■ GESTELLTE AUFGABE:
Wie lässt sich der Artikel über die Kurz-Ermittlung in zwei Sätzen zusammenfassen?

■ AUSGANGSTEXT:
- - - -

Kurz-Ermittlung: Opposition sieht Kanzler „hochnervös“

SPÖ und NEOS üben angesichts des in mehreren Medien veröffentlichten Protokolls der Beschuldigteneinvernahme von Kanzler Sebastian Kurz (ÖVP) einmal mehr Kritik: Kurz sei „hochnervös“ und reite sogar bei seiner Einvernahme Attacken gegen die Justiz, empörte sich SPÖ-Bundesgeschäftsführer Christian Deutsch heute in einer Aussendung. NEOS-Generalsekretär Douglas Hoyos übte ebenfalls Kritik und sprach von „fehlendem Respekt vor Institutionen“.

Geht es nach dem ÖVP-Fraktionsführer im „Ibiza“-Untersuchungsausschuss, Andreas Hanger, habe Kurz „in seiner Einvernahme vor einem Richter alle falschen Vorwürfe der WKStA (Wirtschafts- und Korruptionsstaatsanwaltschaft, Anm.) entkräften“ können. Damit hätten sich auch alle „ungerechtfertigten Beschuldigungen, die die WKStA nach einer Anzeige der NEOS erhoben hatte, in Luft aufgelöst“, wie Hanger per Aussendung weiter mitteilte.

Ermittlungen wegen Verdachts auf Falschaussage im U-Ausschuss

Die WKStA ermittelt nach besagter NEOS-Anzeige gegen Kurz wegen des Verdachts auf Falschaussage im „Ibiza“-U-Ausschuss. Im Kern geht es dabei um die Frage, wie intensiv Kurz in der ÖVP-FPÖ-Koalition in die Reform der Staatsholding ÖBAG involviert war.

- - - -

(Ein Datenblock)
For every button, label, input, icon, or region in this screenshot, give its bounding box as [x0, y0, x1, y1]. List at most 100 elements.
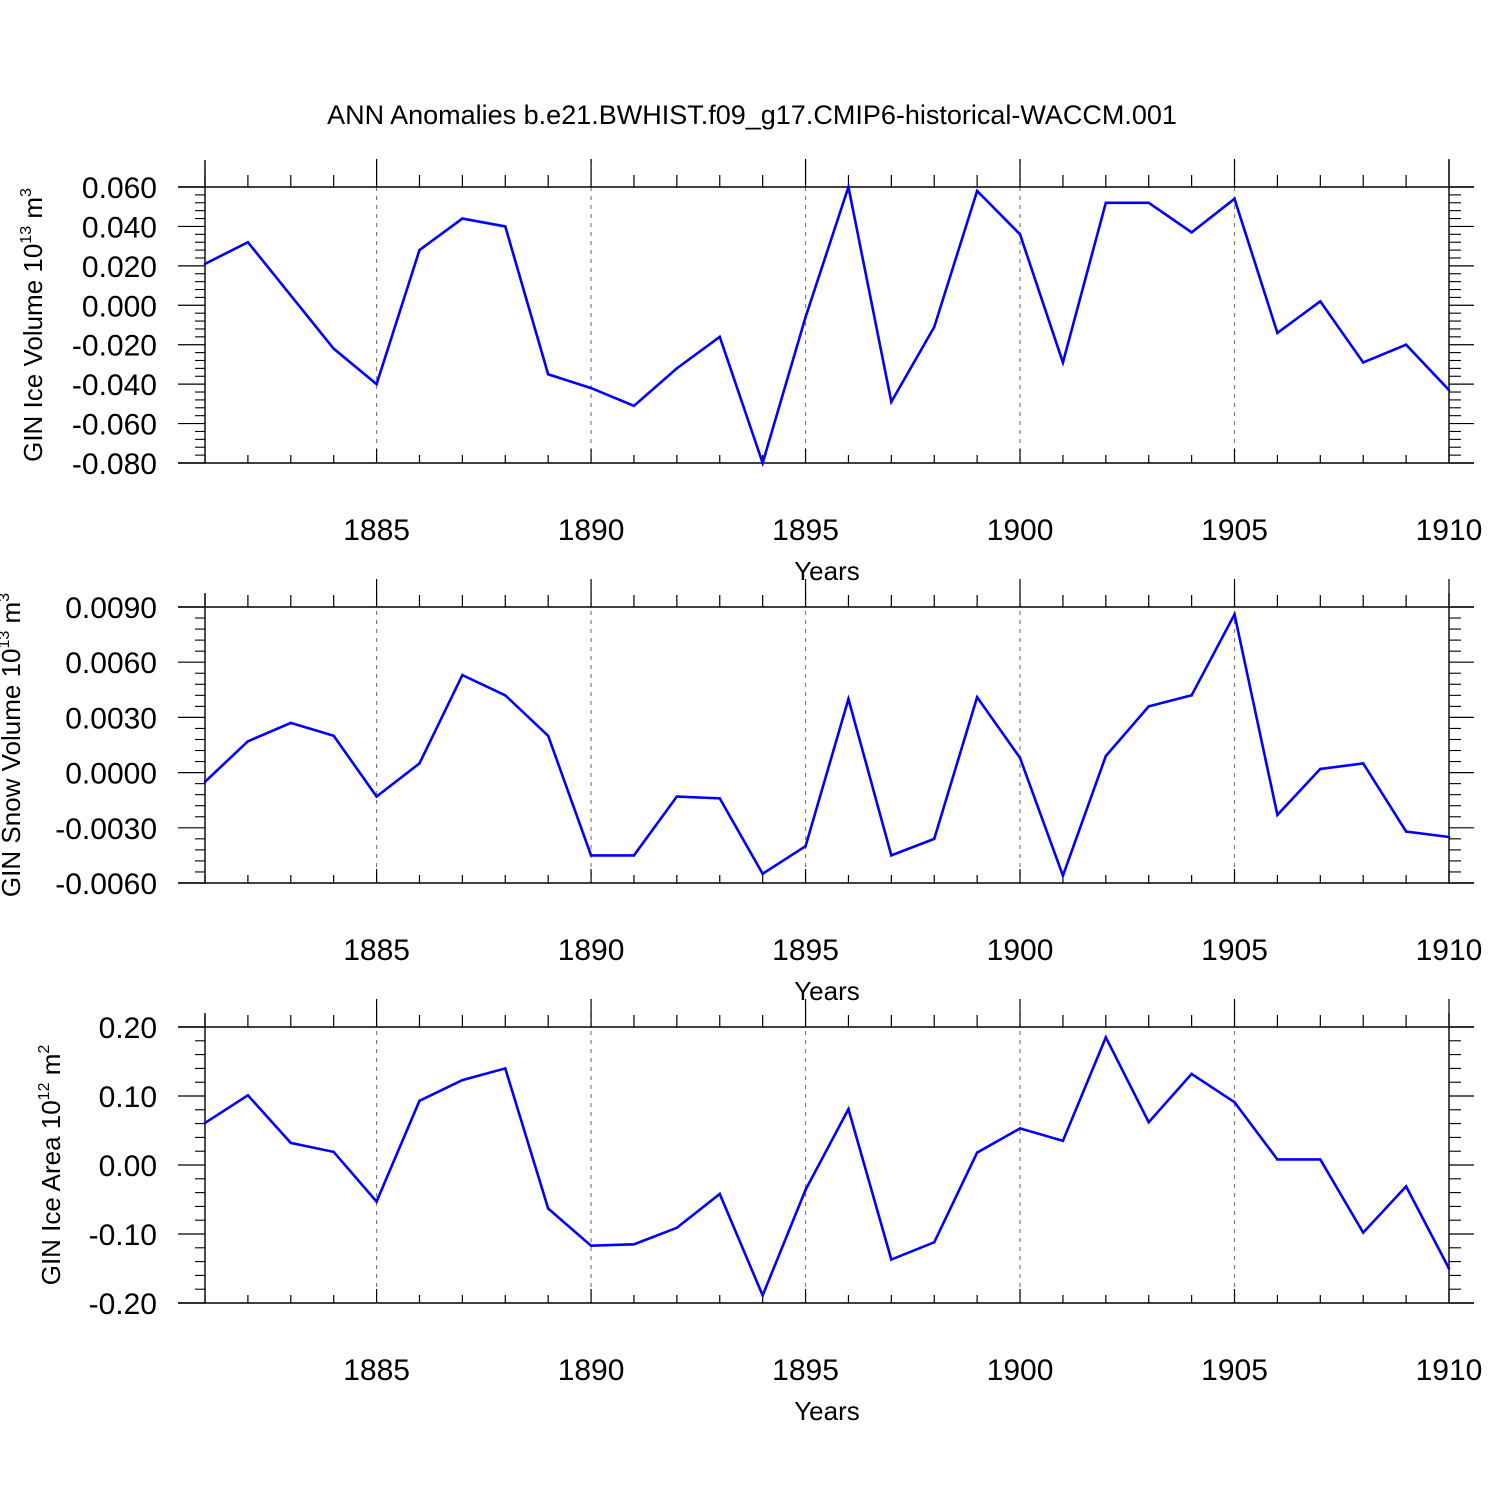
ice-volume-point-1900 [1018, 233, 1022, 236]
ice-volume-point-1885 [375, 382, 378, 386]
ice-area-point-1904 [1190, 1072, 1193, 1076]
snow-volume-point-1903 [1147, 705, 1151, 708]
ice-area-point-1900 [1018, 1127, 1022, 1130]
ice-volume-xtick-label-1895: 1895 [772, 514, 839, 547]
snow-volume-point-1897 [890, 854, 893, 857]
snow-volume-point-1899 [975, 695, 979, 699]
ice-volume-series-line [204, 181, 1450, 468]
ice-area-point-1895 [804, 1188, 807, 1192]
ice-area-xlabel: Years [794, 1396, 860, 1426]
snow-volume-point-1904 [1190, 694, 1193, 697]
ice-volume-xtick-label-1905: 1905 [1201, 514, 1268, 547]
snow-volume-ytick-label-2: 0.0000 [65, 758, 157, 791]
snow-volume-point-1889 [546, 734, 550, 738]
snow-volume-point-1886 [418, 762, 421, 765]
snow-volume-point-1896 [847, 697, 850, 701]
ice-area-point-1889 [546, 1207, 550, 1210]
ice-area-point-1910 [1447, 1267, 1451, 1270]
ice-area-point-1892 [675, 1226, 679, 1230]
ice-area-xtick-label-1895: 1895 [772, 1354, 839, 1387]
ice-area-xtick-label-1905: 1905 [1201, 1354, 1268, 1387]
snow-volume-point-1901 [1061, 874, 1065, 877]
ice-area-ytick-label-4: 0.20 [99, 1012, 157, 1045]
snow-volume-ytick-label-0: -0.0060 [55, 868, 157, 901]
ice-volume-point-1892 [675, 367, 679, 370]
ice-volume-ytick-label-7: 0.060 [82, 172, 157, 205]
ice-volume-ytick-label-1: -0.060 [72, 409, 157, 442]
snow-volume-point-1885 [375, 795, 378, 798]
ice-volume-point-1893 [718, 335, 722, 339]
ice-volume-point-1882 [246, 240, 250, 244]
ice-area-point-1907 [1319, 1158, 1322, 1161]
ice-volume-point-1896 [847, 185, 850, 189]
ice-volume-point-1899 [975, 189, 979, 193]
snow-volume-point-1902 [1104, 754, 1108, 758]
snow-volume-point-1884 [332, 734, 335, 738]
ice-volume-xtick-label-1890: 1890 [558, 514, 625, 547]
snow-volume-point-1890 [589, 854, 593, 857]
ice-area-point-1888 [503, 1067, 507, 1070]
ice-volume-ytick-label-2: -0.040 [72, 369, 157, 402]
snow-volume-xtick-label-1910: 1910 [1416, 934, 1483, 967]
ice-area-point-1905 [1233, 1100, 1236, 1104]
ice-volume-point-1890 [589, 386, 593, 390]
ice-area-ytick-label-2: 0.00 [99, 1150, 157, 1183]
ice-area-point-1883 [289, 1141, 293, 1145]
ice-volume-point-1910 [1447, 388, 1451, 392]
ice-area-point-1894 [761, 1294, 764, 1297]
ice-volume-point-1901 [1061, 361, 1065, 364]
ice-volume-ytick-label-5: 0.020 [82, 251, 157, 284]
ice-volume-point-1887 [461, 217, 464, 220]
snow-volume-point-1909 [1404, 830, 1408, 833]
ice-area-xtick-label-1900: 1900 [987, 1354, 1054, 1387]
snow-volume-point-1887 [461, 673, 464, 677]
ice-area-point-1903 [1147, 1120, 1151, 1124]
ice-area-point-1898 [932, 1240, 936, 1244]
ice-volume-ylabel: GIN Ice Volume 1013 m3 [18, 188, 48, 462]
snow-volume-point-1907 [1319, 767, 1322, 771]
ice-volume-ytick-label-4: 0.000 [82, 290, 157, 323]
ice-volume-point-1886 [418, 248, 421, 252]
snow-volume-point-1891 [632, 854, 636, 857]
ice-volume-point-1897 [890, 400, 893, 404]
ice-area-point-1881 [203, 1121, 207, 1125]
ice-volume-xtick-label-1910: 1910 [1416, 514, 1483, 547]
snow-volume-xtick-label-1900: 1900 [987, 934, 1054, 967]
ice-area-point-1882 [246, 1094, 250, 1097]
ice-volume-point-1906 [1276, 331, 1279, 335]
snow-volume-xtick-label-1895: 1895 [772, 934, 839, 967]
ice-volume-point-1891 [632, 404, 636, 408]
ice-volume-ytick-label-0: -0.080 [72, 448, 157, 481]
snow-volume-point-1892 [675, 795, 679, 798]
panel-ice-volume: -0.080 -0.060 -0.040 -0.020 0.000 0.020 0.040 0… [18, 159, 1482, 586]
ice-area-point-1885 [375, 1200, 378, 1203]
ice-volume-xtick-label-1900: 1900 [987, 514, 1054, 547]
snow-volume-point-1905 [1233, 613, 1236, 616]
ice-volume-xlabel: Years [794, 556, 860, 586]
ice-area-ytick-label-1: -0.10 [89, 1219, 157, 1252]
ice-volume-point-1884 [332, 347, 335, 350]
ice-volume-point-1894 [761, 461, 764, 465]
ice-volume-point-1908 [1361, 361, 1365, 364]
snow-volume-ylabel: GIN Snow Volume 1013 m3 [0, 593, 26, 897]
ice-area-xtick-label-1890: 1890 [558, 1354, 625, 1387]
ice-area-ytick-label-0: -0.20 [89, 1288, 157, 1321]
snow-volume-point-1908 [1361, 762, 1365, 765]
panels: -0.080 -0.060 -0.040 -0.020 0.000 0.020 0.040 0… [0, 159, 1482, 1426]
snow-volume-point-1888 [503, 694, 507, 697]
ice-area-ylabel: GIN Ice Area 1012 m2 [36, 1045, 66, 1286]
ice-area-point-1901 [1061, 1139, 1065, 1143]
ice-volume-xtick-label-1885: 1885 [343, 514, 410, 547]
ice-volume-point-1903 [1147, 201, 1151, 205]
snow-volume-point-1882 [246, 740, 250, 743]
ice-volume-point-1898 [932, 325, 936, 329]
snow-volume-point-1883 [289, 721, 293, 725]
snow-volume-ytick-label-1: -0.0030 [55, 813, 157, 846]
ice-volume-point-1881 [203, 262, 207, 266]
snow-volume-ytick-label-3: 0.0030 [65, 702, 157, 735]
panel-snow-volume: -0.0060 -0.0030 0.0000 0.0030 0.0060 0.0090 18… [0, 579, 1482, 1006]
ice-volume-ytick-label-3: -0.020 [72, 330, 157, 363]
ice-area-series-line [204, 1034, 1451, 1299]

- - - -

■ ANTWORT ZUR AUFGABE:
SPÖ und NEOS kritisieren Kanzler Sebastian Kurz nach dem in mehreren Medien veröffentlichten Protokoll seiner Beschuldigteneinvernahme als „hochnervös“ und werfen ihm fehlenden Respekt vor Institutionen vor, während ÖVP-Fraktionsführer Andreas Hanger erklärt, Kurz habe alle Vorwürfe der WKStA entkräftet. Die WKStA ermittelt nach einer NEOS-Anzeige wegen des Verdachts auf Falschaussage im „Ibiza“-U-Ausschuss, wobei es im Kern darum geht, wie intensiv Kurz in der ÖVP-FPÖ-Koalition in die Reform der Staatsholding ÖBAG involviert war.